-- START OF Data for processing --

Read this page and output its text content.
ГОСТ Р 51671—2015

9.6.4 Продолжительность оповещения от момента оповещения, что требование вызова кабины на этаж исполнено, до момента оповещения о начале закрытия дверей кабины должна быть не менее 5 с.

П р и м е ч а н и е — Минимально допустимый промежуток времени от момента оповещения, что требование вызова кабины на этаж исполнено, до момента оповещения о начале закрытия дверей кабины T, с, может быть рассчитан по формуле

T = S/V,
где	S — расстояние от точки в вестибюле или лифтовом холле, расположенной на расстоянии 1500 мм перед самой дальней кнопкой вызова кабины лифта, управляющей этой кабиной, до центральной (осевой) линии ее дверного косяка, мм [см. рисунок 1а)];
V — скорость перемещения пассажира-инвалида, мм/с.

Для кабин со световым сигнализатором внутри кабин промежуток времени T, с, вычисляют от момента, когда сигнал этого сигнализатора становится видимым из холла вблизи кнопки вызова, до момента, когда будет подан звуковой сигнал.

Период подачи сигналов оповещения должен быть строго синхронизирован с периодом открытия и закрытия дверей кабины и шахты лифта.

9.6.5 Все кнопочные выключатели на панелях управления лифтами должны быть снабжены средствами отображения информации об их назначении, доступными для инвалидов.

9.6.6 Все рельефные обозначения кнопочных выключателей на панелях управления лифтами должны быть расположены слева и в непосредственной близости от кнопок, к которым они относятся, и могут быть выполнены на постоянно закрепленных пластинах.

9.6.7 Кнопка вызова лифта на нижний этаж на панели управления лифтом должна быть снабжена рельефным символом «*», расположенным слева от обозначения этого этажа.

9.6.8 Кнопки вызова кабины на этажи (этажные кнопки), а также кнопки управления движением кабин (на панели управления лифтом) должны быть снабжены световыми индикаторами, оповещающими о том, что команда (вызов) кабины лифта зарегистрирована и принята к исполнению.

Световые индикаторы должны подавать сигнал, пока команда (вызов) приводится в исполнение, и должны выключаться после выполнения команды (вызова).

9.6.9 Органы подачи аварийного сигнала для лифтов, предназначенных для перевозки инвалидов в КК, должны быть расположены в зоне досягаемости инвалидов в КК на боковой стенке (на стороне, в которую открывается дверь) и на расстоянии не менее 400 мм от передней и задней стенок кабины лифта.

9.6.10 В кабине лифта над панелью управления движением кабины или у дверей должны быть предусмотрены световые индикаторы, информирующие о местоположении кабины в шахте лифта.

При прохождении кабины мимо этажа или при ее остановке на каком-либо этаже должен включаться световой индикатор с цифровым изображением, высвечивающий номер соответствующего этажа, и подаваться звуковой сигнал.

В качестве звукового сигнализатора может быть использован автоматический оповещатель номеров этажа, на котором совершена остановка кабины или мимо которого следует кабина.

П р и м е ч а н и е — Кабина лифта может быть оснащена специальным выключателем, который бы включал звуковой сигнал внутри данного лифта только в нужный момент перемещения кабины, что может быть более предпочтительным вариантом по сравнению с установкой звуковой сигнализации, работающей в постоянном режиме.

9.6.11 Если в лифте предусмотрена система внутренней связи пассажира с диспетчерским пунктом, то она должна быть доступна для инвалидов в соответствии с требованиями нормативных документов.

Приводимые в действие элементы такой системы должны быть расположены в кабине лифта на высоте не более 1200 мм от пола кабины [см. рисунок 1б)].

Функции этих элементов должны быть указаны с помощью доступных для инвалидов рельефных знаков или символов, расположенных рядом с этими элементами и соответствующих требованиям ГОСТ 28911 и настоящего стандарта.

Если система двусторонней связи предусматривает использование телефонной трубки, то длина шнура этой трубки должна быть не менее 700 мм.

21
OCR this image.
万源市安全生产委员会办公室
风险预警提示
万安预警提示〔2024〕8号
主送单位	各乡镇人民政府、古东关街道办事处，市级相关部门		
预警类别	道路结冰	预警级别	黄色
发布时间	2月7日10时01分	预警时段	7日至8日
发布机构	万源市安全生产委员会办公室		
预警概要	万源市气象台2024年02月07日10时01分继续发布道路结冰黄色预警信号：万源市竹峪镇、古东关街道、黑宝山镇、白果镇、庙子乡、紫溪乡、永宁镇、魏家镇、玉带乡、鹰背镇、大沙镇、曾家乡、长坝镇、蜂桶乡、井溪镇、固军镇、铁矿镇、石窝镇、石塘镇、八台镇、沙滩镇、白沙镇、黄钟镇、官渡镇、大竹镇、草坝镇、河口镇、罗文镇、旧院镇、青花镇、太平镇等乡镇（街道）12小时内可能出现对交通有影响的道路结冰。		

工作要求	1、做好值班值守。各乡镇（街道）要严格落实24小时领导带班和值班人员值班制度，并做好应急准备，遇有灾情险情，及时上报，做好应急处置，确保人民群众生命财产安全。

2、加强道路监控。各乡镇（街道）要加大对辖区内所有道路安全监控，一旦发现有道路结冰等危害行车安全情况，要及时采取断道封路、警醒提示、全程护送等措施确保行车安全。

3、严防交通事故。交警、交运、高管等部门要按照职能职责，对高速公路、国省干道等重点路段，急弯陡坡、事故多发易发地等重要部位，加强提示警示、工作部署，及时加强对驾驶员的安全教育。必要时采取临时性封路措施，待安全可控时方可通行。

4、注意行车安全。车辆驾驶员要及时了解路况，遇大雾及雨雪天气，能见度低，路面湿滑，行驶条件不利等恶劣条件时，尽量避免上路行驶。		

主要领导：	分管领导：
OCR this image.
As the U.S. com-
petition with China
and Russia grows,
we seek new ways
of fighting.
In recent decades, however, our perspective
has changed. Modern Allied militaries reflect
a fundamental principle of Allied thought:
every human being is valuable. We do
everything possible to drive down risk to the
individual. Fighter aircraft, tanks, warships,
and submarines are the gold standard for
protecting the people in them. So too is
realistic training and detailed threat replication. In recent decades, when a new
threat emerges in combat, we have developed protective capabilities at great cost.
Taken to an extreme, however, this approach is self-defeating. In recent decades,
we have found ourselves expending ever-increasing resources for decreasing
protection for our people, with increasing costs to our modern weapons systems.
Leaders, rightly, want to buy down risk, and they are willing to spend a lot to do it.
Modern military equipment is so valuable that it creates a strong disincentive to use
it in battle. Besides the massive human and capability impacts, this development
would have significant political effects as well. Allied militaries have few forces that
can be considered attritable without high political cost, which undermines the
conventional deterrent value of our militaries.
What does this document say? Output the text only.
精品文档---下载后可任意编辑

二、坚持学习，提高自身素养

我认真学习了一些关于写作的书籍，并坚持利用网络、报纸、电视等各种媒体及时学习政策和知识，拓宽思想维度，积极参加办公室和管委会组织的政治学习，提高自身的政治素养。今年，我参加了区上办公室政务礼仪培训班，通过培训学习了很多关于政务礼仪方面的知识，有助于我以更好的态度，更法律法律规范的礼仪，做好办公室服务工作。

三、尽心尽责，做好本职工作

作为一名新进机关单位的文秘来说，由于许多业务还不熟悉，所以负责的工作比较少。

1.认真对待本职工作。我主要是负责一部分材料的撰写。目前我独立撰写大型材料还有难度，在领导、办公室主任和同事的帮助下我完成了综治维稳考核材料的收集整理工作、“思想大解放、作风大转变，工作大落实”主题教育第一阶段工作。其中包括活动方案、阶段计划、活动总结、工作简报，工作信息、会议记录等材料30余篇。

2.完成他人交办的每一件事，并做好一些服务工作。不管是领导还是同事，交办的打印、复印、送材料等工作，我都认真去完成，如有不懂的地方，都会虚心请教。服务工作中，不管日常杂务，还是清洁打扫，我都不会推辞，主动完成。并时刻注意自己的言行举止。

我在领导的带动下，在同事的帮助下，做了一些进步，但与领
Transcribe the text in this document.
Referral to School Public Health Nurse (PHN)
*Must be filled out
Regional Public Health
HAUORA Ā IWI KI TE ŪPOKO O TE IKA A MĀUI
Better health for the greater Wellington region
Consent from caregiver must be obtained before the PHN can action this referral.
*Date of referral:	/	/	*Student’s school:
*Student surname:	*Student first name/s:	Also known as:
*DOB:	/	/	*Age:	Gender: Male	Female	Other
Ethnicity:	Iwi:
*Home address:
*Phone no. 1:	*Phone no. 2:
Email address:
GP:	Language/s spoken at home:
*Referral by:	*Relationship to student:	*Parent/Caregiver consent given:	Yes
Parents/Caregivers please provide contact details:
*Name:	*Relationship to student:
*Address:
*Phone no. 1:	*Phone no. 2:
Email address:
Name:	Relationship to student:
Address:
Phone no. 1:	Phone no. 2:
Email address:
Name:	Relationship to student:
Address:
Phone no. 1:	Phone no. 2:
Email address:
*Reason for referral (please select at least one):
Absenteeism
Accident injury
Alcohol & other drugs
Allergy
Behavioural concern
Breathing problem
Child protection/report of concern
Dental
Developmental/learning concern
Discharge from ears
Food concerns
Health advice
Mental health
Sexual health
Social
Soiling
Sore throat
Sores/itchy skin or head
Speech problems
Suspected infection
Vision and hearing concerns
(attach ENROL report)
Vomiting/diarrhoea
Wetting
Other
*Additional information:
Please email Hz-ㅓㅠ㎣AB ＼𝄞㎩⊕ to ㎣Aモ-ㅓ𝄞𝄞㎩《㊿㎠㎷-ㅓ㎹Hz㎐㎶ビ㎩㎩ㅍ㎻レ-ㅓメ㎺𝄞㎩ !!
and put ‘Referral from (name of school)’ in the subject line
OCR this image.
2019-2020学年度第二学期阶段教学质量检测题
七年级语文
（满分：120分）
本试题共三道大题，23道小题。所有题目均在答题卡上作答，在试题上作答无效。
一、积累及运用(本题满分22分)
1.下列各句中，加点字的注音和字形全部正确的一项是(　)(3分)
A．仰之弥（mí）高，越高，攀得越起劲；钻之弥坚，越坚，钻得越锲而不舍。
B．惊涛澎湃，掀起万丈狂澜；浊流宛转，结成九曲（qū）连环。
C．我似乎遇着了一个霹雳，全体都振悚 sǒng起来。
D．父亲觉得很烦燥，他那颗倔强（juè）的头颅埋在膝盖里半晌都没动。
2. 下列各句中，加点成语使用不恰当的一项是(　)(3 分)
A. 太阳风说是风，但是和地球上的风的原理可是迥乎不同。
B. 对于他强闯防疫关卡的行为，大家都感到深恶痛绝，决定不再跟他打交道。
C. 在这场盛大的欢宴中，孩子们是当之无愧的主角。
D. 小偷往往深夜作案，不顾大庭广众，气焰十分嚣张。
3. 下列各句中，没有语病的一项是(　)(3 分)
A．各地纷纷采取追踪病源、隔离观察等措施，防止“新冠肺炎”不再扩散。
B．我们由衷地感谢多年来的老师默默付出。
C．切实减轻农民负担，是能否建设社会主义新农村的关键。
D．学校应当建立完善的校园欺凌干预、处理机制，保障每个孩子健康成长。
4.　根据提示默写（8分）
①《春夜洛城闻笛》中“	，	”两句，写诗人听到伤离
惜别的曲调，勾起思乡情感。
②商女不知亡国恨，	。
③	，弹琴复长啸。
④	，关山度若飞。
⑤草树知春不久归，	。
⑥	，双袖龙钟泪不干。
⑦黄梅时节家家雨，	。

-- END OF Data for processing --

▶ _Set task_: Gather from the data above every line with the string "text".

▶ _Output for this exercise_:
Read this page and output its text content.
What does this document say? Output the text only.
Transcribe the text in this document.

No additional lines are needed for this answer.